▶ _Written request_
Pick out and copy every line below that has the word "paopaoym".
=-=-=
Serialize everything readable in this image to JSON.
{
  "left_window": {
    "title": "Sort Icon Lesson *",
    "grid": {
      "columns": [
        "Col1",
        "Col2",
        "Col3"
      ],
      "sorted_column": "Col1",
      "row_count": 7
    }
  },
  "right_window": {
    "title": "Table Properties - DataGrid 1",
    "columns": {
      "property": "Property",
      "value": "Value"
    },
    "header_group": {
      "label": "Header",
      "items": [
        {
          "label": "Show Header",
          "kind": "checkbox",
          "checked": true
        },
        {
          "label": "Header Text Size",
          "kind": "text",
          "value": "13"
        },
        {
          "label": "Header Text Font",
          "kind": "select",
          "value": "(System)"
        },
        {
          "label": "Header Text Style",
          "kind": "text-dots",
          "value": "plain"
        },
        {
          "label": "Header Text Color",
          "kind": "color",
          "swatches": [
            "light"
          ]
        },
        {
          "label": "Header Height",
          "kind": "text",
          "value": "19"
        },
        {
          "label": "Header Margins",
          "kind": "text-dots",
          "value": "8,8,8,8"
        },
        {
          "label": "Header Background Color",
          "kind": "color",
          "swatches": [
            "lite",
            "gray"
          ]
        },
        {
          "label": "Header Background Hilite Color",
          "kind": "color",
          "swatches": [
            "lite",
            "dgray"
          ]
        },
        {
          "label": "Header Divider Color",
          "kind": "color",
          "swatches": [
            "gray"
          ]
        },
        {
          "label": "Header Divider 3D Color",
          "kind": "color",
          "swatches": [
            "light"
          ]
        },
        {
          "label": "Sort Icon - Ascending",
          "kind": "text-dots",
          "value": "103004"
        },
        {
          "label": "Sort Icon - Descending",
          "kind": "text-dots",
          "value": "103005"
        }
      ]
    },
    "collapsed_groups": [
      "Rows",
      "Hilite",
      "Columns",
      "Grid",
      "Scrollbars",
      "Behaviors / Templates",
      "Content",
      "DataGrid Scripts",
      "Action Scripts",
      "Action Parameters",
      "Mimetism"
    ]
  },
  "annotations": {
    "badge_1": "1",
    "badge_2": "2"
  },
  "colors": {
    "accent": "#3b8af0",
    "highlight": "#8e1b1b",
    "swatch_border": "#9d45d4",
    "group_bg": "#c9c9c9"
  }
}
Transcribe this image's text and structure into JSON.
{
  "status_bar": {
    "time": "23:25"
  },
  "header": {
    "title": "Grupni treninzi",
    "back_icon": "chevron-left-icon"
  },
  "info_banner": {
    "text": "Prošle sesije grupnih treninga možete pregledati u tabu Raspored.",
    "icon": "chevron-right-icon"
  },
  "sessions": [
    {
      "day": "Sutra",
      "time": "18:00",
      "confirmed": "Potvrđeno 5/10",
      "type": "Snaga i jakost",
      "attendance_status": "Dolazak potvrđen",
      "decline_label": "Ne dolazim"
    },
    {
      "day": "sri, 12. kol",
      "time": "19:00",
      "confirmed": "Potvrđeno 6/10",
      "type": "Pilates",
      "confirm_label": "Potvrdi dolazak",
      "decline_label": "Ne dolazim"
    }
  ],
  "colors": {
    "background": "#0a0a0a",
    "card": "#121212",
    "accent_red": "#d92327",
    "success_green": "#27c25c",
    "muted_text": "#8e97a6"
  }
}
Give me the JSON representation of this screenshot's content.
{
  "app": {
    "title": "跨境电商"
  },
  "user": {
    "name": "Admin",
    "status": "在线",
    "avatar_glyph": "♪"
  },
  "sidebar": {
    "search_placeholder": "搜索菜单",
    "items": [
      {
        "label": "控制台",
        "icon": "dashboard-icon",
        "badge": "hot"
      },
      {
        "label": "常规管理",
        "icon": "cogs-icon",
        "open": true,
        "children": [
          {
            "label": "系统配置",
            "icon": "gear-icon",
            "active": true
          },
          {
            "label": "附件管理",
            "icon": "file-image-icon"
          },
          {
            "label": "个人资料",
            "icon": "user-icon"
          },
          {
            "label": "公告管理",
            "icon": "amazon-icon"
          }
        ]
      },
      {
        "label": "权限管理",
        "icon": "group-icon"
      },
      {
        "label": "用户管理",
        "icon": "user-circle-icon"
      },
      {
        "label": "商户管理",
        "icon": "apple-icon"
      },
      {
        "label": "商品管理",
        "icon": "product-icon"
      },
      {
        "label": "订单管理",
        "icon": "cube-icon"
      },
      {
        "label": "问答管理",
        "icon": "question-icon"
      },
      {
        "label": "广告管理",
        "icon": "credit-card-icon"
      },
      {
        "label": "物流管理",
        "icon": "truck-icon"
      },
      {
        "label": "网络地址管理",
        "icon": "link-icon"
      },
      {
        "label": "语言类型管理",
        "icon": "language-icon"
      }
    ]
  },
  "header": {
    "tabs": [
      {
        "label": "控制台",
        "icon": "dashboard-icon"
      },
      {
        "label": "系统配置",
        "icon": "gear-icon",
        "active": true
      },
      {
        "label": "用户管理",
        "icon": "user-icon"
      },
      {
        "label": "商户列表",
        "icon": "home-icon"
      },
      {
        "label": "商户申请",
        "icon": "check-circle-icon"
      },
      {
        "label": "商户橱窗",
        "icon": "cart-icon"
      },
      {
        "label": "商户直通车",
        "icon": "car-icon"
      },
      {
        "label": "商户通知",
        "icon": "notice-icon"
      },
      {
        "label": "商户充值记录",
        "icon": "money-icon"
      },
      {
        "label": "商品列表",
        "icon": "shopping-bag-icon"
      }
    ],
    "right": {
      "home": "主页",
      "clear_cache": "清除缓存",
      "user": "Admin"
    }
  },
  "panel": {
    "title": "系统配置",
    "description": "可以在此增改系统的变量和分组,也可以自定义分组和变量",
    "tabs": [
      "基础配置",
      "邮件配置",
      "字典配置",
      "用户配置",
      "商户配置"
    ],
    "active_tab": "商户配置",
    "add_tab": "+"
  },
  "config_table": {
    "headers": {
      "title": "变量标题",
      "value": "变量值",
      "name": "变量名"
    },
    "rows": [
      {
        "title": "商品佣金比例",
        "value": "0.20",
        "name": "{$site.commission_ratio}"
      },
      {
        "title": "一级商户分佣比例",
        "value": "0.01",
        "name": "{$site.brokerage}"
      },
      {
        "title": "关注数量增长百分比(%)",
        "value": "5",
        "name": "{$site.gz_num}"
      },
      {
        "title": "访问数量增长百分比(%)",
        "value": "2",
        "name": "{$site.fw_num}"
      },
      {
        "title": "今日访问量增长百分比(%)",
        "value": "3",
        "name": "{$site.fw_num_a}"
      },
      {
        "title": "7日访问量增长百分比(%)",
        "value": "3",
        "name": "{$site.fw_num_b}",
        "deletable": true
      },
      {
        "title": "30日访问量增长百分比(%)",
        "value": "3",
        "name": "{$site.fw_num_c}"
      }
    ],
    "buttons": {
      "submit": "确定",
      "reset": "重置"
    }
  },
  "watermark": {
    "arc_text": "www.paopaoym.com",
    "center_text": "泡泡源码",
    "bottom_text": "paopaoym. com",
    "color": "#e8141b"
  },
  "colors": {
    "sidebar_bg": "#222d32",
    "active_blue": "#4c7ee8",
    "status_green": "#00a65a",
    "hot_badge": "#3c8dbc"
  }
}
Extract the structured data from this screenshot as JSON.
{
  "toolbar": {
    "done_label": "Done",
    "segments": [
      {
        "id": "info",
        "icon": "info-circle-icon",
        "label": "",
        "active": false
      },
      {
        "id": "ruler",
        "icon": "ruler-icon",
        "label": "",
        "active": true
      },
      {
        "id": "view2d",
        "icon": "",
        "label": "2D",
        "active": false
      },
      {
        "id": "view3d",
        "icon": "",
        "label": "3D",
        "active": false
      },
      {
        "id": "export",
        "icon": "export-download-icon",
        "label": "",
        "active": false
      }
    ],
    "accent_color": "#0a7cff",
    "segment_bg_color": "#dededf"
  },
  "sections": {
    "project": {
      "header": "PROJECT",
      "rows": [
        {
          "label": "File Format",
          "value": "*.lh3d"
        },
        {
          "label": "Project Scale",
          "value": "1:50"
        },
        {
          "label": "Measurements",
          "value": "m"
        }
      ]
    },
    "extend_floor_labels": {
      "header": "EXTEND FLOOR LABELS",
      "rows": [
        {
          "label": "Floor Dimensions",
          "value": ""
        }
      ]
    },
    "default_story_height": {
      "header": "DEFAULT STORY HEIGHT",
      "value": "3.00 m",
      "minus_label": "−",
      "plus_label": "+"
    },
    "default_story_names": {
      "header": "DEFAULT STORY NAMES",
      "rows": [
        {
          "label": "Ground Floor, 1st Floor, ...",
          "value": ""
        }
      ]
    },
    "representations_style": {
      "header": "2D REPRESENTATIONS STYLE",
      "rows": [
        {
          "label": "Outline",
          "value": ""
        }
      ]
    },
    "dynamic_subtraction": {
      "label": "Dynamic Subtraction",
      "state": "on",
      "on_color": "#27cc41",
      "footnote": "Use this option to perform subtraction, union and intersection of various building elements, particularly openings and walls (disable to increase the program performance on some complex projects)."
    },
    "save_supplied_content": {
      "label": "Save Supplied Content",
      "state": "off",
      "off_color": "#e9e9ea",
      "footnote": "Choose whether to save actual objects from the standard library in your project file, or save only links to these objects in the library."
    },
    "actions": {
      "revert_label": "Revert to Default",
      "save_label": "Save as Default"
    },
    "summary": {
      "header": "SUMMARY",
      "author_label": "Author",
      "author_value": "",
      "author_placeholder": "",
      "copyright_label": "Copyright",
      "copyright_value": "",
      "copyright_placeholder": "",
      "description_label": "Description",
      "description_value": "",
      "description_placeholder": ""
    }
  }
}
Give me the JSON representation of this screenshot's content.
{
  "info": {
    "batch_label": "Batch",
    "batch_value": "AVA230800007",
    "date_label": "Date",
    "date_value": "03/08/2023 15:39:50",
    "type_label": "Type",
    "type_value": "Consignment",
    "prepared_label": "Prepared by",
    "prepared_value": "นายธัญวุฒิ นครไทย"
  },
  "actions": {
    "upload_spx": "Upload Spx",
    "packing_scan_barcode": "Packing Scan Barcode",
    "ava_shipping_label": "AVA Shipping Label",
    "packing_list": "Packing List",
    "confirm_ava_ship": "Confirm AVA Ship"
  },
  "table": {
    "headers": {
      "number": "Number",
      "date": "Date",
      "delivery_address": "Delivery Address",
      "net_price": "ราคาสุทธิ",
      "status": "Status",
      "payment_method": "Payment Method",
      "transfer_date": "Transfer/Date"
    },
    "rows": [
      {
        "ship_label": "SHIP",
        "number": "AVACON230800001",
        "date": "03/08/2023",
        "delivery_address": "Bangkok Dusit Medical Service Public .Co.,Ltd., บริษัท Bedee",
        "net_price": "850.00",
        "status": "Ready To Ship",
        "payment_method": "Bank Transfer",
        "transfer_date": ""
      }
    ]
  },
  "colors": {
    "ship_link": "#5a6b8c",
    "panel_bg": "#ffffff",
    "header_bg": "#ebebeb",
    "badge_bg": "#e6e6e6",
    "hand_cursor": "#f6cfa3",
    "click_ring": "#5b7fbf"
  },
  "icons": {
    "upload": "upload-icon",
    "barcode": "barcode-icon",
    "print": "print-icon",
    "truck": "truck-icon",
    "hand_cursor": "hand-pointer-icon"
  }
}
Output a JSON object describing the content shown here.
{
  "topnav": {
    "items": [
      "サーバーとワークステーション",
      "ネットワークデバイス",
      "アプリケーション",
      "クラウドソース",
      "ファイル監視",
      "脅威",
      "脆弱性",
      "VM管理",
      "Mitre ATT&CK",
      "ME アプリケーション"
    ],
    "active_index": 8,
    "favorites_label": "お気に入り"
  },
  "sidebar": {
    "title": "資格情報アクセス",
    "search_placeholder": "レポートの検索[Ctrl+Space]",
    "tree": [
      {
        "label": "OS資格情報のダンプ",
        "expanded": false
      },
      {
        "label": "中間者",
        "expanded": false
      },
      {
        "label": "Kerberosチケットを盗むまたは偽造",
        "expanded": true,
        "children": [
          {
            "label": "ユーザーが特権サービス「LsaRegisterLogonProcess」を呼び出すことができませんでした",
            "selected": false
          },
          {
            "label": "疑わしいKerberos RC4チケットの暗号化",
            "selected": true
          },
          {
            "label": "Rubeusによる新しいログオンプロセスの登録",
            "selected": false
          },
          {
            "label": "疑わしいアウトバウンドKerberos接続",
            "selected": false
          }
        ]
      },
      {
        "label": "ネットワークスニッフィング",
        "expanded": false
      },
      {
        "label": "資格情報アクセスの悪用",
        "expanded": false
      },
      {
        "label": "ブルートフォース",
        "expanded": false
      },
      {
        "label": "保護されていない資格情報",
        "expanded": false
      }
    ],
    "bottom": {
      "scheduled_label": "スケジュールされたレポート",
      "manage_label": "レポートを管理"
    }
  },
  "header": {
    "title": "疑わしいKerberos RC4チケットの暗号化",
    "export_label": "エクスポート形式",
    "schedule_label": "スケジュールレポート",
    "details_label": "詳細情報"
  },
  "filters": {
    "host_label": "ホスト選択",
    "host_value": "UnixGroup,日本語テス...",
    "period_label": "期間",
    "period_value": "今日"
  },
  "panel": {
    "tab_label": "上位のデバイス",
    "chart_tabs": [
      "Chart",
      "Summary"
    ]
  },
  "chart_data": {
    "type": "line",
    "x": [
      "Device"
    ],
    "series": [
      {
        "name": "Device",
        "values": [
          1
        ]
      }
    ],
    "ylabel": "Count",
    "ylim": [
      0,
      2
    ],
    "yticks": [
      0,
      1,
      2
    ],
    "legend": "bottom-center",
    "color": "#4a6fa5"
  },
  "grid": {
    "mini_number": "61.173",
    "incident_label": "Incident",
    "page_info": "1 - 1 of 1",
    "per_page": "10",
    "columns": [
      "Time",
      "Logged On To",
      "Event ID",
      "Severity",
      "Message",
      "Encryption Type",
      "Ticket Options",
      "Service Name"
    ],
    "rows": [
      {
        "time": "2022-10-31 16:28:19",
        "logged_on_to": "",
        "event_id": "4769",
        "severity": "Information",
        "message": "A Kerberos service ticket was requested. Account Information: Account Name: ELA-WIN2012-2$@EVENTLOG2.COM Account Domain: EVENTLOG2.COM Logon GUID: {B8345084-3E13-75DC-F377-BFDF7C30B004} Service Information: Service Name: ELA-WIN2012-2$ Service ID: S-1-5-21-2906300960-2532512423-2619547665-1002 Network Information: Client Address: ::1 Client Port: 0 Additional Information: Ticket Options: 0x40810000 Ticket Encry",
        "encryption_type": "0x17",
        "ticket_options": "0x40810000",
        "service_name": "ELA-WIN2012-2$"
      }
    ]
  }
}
=-=-=
▶ _Response below_
    "arc_text": "www.paopaoym.com",
    "bottom_text": "paopaoym. com",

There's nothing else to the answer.